◆ Records supplied:

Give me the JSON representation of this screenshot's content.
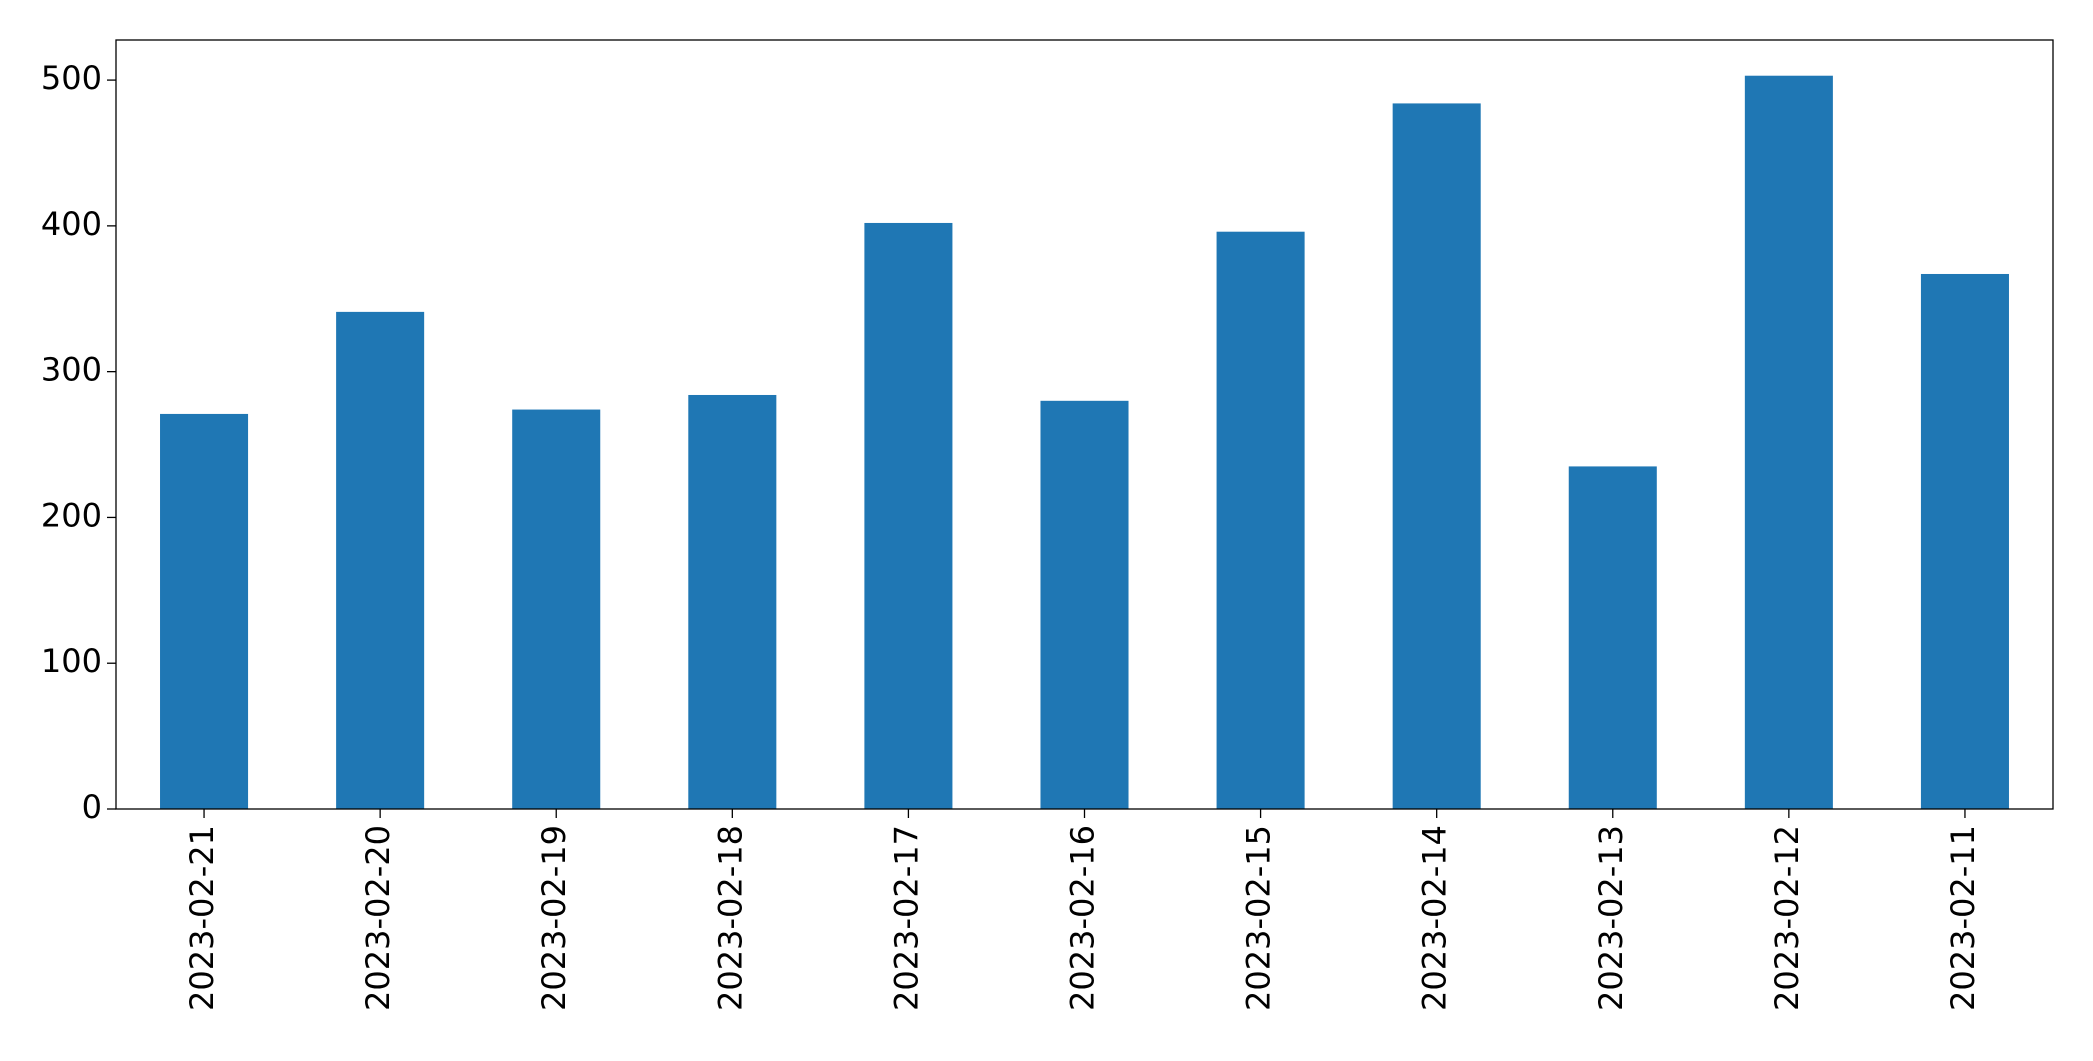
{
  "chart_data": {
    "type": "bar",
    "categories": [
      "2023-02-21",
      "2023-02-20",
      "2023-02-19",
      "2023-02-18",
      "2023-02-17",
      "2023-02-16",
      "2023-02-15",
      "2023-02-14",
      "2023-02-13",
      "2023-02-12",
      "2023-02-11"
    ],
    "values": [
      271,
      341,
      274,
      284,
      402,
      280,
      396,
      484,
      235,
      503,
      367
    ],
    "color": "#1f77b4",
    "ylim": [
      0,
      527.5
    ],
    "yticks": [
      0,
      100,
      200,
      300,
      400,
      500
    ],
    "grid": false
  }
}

...

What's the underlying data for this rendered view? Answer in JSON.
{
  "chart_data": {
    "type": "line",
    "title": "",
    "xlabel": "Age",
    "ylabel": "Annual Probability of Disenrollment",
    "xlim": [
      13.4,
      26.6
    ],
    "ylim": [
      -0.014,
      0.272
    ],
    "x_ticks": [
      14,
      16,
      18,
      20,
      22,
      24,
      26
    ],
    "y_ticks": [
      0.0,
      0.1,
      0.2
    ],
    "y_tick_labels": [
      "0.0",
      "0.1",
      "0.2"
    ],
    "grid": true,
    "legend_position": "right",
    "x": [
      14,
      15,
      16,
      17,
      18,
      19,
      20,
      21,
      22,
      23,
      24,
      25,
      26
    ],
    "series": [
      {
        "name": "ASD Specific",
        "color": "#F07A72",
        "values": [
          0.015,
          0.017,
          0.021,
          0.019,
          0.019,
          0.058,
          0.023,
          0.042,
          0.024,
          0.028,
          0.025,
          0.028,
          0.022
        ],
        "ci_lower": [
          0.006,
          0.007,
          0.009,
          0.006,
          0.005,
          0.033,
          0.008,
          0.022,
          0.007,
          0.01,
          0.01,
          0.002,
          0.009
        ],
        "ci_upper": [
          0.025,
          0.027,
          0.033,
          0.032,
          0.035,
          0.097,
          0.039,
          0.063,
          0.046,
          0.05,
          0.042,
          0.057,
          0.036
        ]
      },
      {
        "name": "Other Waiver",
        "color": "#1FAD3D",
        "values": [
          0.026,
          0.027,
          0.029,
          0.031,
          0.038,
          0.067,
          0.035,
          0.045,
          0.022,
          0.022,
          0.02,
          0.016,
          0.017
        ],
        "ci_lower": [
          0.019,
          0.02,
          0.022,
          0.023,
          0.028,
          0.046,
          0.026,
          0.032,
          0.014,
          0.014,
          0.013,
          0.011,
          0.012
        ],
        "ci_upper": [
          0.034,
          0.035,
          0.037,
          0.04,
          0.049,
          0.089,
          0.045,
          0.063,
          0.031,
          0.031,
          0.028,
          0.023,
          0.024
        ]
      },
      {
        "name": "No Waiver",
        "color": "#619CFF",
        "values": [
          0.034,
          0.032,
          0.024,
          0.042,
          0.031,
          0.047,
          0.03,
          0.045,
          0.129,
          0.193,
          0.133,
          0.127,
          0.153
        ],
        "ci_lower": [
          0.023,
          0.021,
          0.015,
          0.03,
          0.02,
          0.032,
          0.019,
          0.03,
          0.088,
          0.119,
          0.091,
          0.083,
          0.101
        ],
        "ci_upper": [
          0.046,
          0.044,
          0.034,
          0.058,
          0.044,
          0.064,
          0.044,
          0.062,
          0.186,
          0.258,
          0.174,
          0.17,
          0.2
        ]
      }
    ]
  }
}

◆ Instructions to follow:
Select every line in the material above where the string "this" occurs, and copy it.

◆ Output of the exercise:
Give me the JSON representation of this screenshot's content.
What's the underlying data for this rendered view? Answer in JSON.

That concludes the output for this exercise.